● SOLICITUD 1
Enumera todos los países que se mencionan por su nombre en el artículo sobre la muerte de al Bagdadi.

======== DOCUMENTO FUENTE

La muerte de Abu Bakr al Bagdadi sigue el guión de la de Bin Laden, o la del propio atentado del 11-S neoyorkino, asuntos repletos de sombras y preguntas que hacen de la versión oficial algo parecido a una cuestión de fe: la credibilidad de la historia depende del crédito que quiera otorgarse a quienes nos la cuentan.
Recuerden la muerte de Bin Laden en aquella casa de Abbottabad (Paquistán). Primero se dijo que Bin Laden estuvo “implicado” en el tiroteo y que utilizó a una mujer como “escudo humano”. Luego resultó que el líder de Al Qaeda no estaba armado, que lo de la mujer-parapeto era invención y que ni siquiera había armas en la casa. Su cadáver fue desaparecido en el mar a las pocas horas, eso si, atendiendo a los ritos islámicos…
Ahora Donald Trump nos explica que asistió a la liquidación de al Bagdadí como a una emocionante peli de Hollywood: “murió como un perro, como un cobarde, ha terminado llorando y gimoteando, aterrado de ver que las fuerzas estadounidenses se le venían encima”. Los tres hijos del personaje murieron al estallar este su chaleco de explosivos, dicen. Por supuesto nadie va a hacer un asunto de “derechos humanos” de esta cuestión pero la escena que mejor describe estos crímenes es la del asesino que da muerte a otro asesino. En el caso de Bin Laden un otro que había estado al servicio de su asesino. En el de al Bagdadí la botella de la que salió su genio criminal contenía inequívocamente sustancias creadas y destapadas por su ejecutor.
Todo se parece demasiado a un ajuste de cuentas entre gangsters, porque la doctrina de los Bin Laden y los al Bagdadís, lo de matar a decenas, centenares y miles de inocentes para alcanzar un objetivo, no lo olvidemos, gobierna también, y sobre todo, en la Casa Blanca y en el Pentágono. Es la yihad de Occidente. Sus ejecuciones, masivas o individuales, se practican en nombre de la humanidad y sus derechos, invocando algo parecido a una demencial sharía repleta de “daños colaterales”.
Abu Bakr al Bagdadi fue un subproducto de décadas de yihad occidental. Primero la guerra de Irak contra Irán auspiciada por el apoyo occidental a Sadam Hussein contra la Revolución Islámica de los ayatollahs, que había sacado el petróleo iraní de la órbita de Estados Unidos. Un conflicto de ocho años que costó más de un millón de muertos y marcó a los dos países. Nuestro personaje tenía nueve años cuando comenzó aquello y diecisiete al finalizar. Tres años después comenzaba la intervención de Bush-padre en su país que dejó más de 100.000 muertos y una década de sanciones que según estimaciones de las agencias de la ONU costaron la vida a medio millón de niños en Irak. En 2003 llegó la invasión y ocupación de Bush-hijo que destruyó no ya un estado sino una sociedad entera, con un millón de muertos y varios millones de desplazados y refugiados.

================
======== EXTRACTO DE DATOS

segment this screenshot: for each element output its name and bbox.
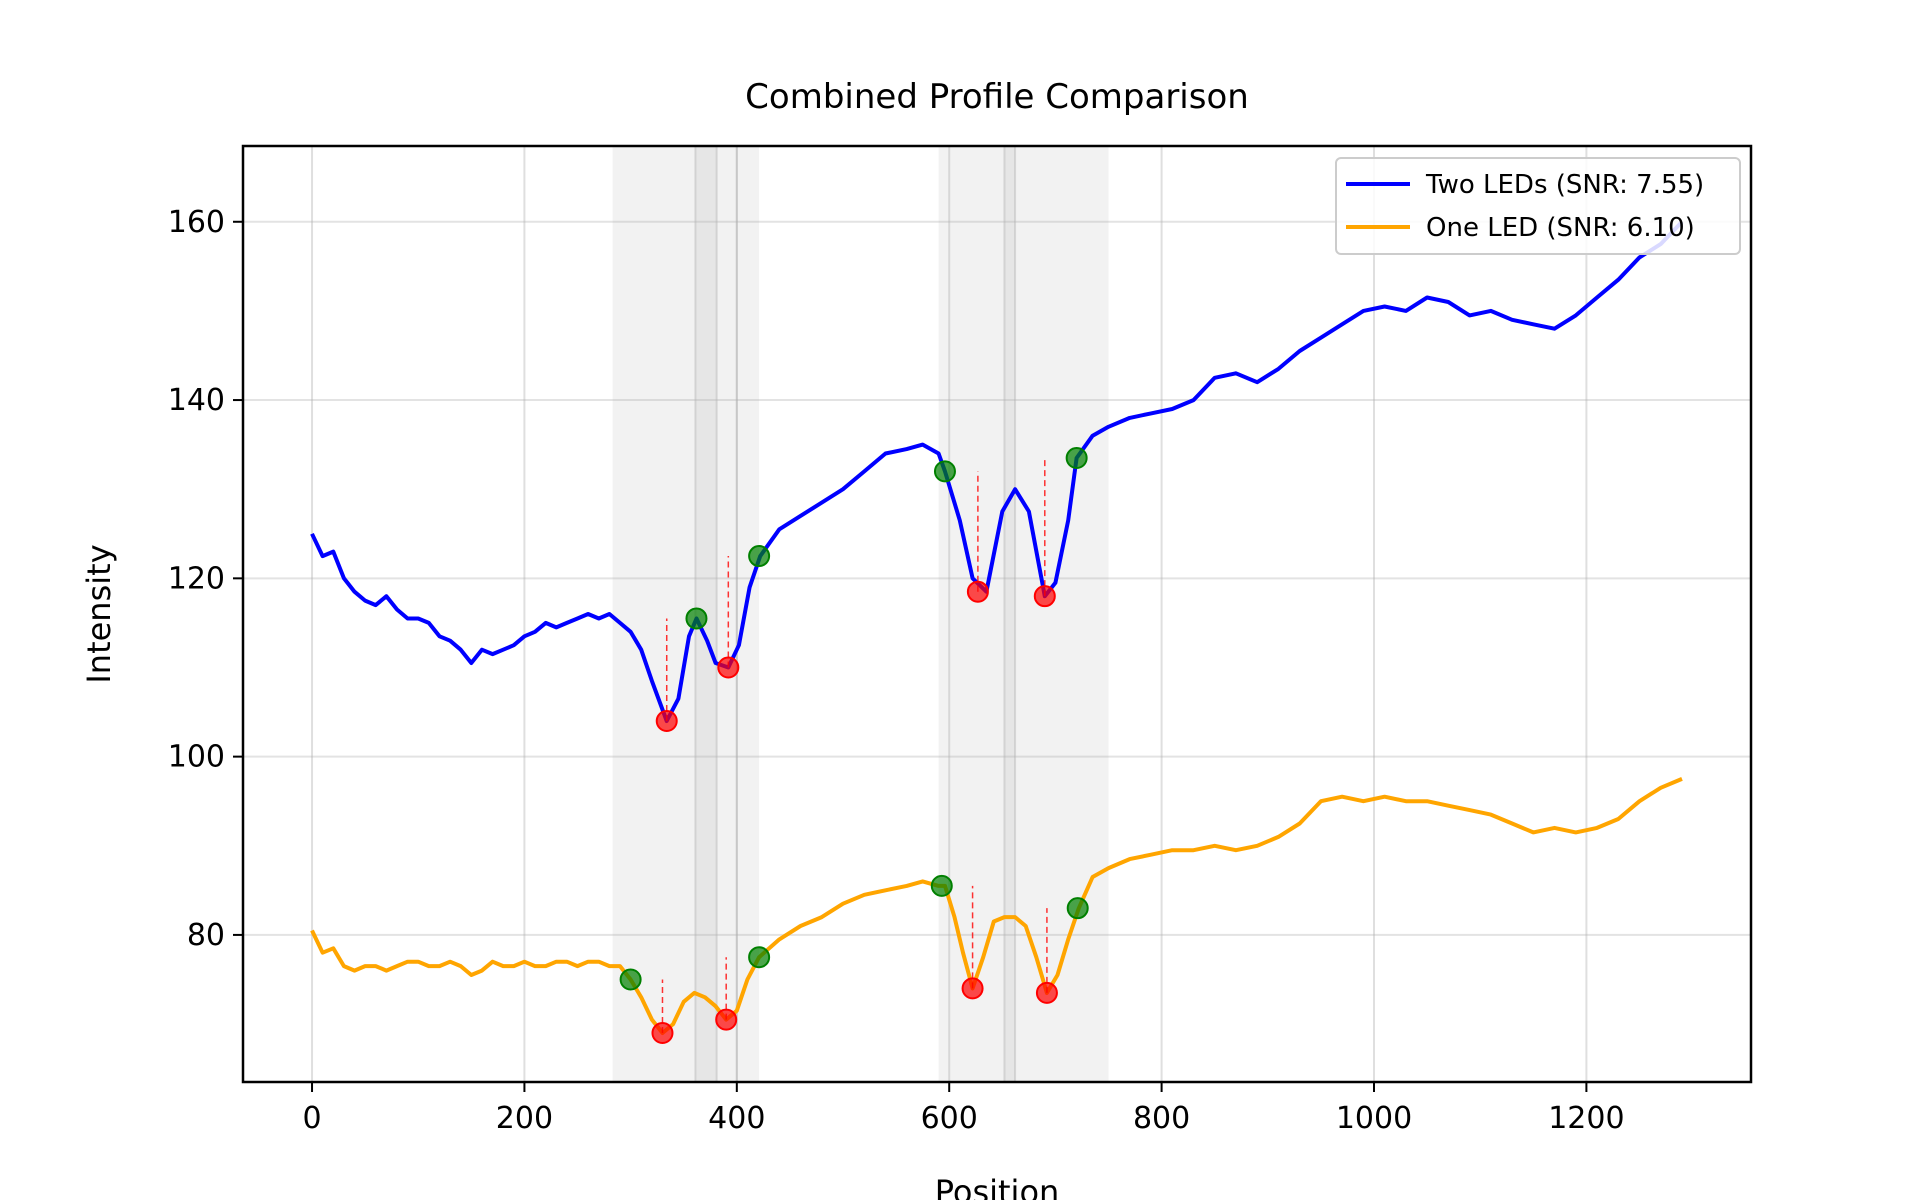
edge-marker-7 [1066,897,1089,920]
x-tick-label-1200: 1200 [1548,1101,1624,1136]
edge-marker-2 [933,460,956,483]
edge-marker-0 [685,607,708,630]
x-tick-label-800: 800 [1133,1101,1190,1136]
edge-marker-4 [619,968,642,991]
y-tick-label-120: 120 [168,561,225,596]
shaded-region-2 [938,146,1109,1082]
y-tick-label-140: 140 [168,383,225,418]
series-line-0 [310,220,1684,723]
minimum-marker-2 [966,580,989,603]
minimum-marker-7 [1035,981,1058,1004]
x-tick-label-600: 600 [921,1101,978,1136]
plot-frame [241,144,1753,1084]
minimum-marker-0 [655,709,678,732]
minimum-marker-1 [717,656,740,679]
edge-marker-6 [930,874,953,897]
series-line-1 [310,777,1683,1035]
legend-label-one-led: One LED (SNR: 6.10) [1426,213,1695,243]
y-tick-label-160: 160 [168,205,225,240]
x-tick-label-200: 200 [496,1101,553,1136]
shaded-region-3 [1004,146,1016,1082]
legend: Two LEDs (SNR: 7.55) One LED (SNR: 6.10) [1335,157,1741,255]
x-tick-label-400: 400 [708,1101,765,1136]
x-tick-label-0: 0 [302,1101,321,1136]
edge-marker-5 [748,946,771,969]
x-tick-label-1000: 1000 [1336,1101,1412,1136]
legend-box [1335,157,1741,255]
edge-marker-3 [1065,447,1088,469]
y-tick-label-80: 80 [187,918,225,953]
y-axis-label: Intensity [80,544,118,683]
y-tick-label-100: 100 [168,740,225,775]
minimum-marker-4 [651,1021,674,1044]
x-axis-label: Position [935,1173,1060,1200]
markers [619,447,1089,1044]
axis-ticks: 0 200 400 600 800 1000 1200 80 100 120 140 160 [168,205,1625,1136]
minimum-marker-6 [961,977,984,1000]
minimum-marker-3 [1033,585,1056,608]
shaded-region-0 [612,146,760,1082]
edge-marker-1 [748,545,771,568]
minimum-marker-5 [715,1008,738,1031]
vertical-lines [311,146,1588,1082]
chart-title: Combined Profile Comparison [745,77,1249,117]
legend-label-two-leds: Two LEDs (SNR: 7.55) [1425,170,1704,200]
series-lines [310,220,1684,1035]
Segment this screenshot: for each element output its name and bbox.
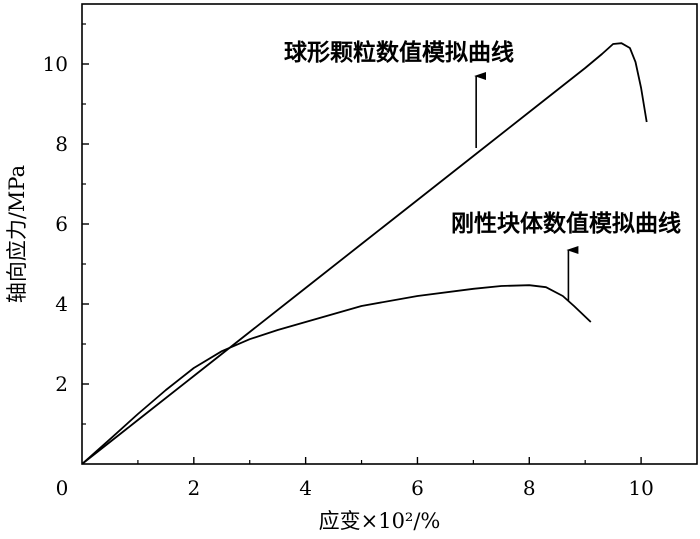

================

● SOLICITUD 2
Transcribe de los registros, sin ningún cambio, el tramo que empieza en la línea que contiene "edge-marker-7 [1066,897,1089,920]" y termina en la línea que contiene "x-tick-label-600: 600 [921,1101,978,1136]", con ambas líneas incluidas.

● RESPUESTA COMPLETA 1
Paquistán, Irak, Irán y Estados Unidos.

● RESPUESTA COMPLETA 2
edge-marker-7 [1066,897,1089,920]
x-tick-label-1200: 1200 [1548,1101,1624,1136]
edge-marker-2 [933,460,956,483]
edge-marker-0 [685,607,708,630]
x-tick-label-800: 800 [1133,1101,1190,1136]
edge-marker-4 [619,968,642,991]
y-tick-label-120: 120 [168,561,225,596]
shaded-region-2 [938,146,1109,1082]
y-tick-label-140: 140 [168,383,225,418]
series-line-0 [310,220,1684,723]
minimum-marker-2 [966,580,989,603]
minimum-marker-7 [1035,981,1058,1004]
x-tick-label-600: 600 [921,1101,978,1136]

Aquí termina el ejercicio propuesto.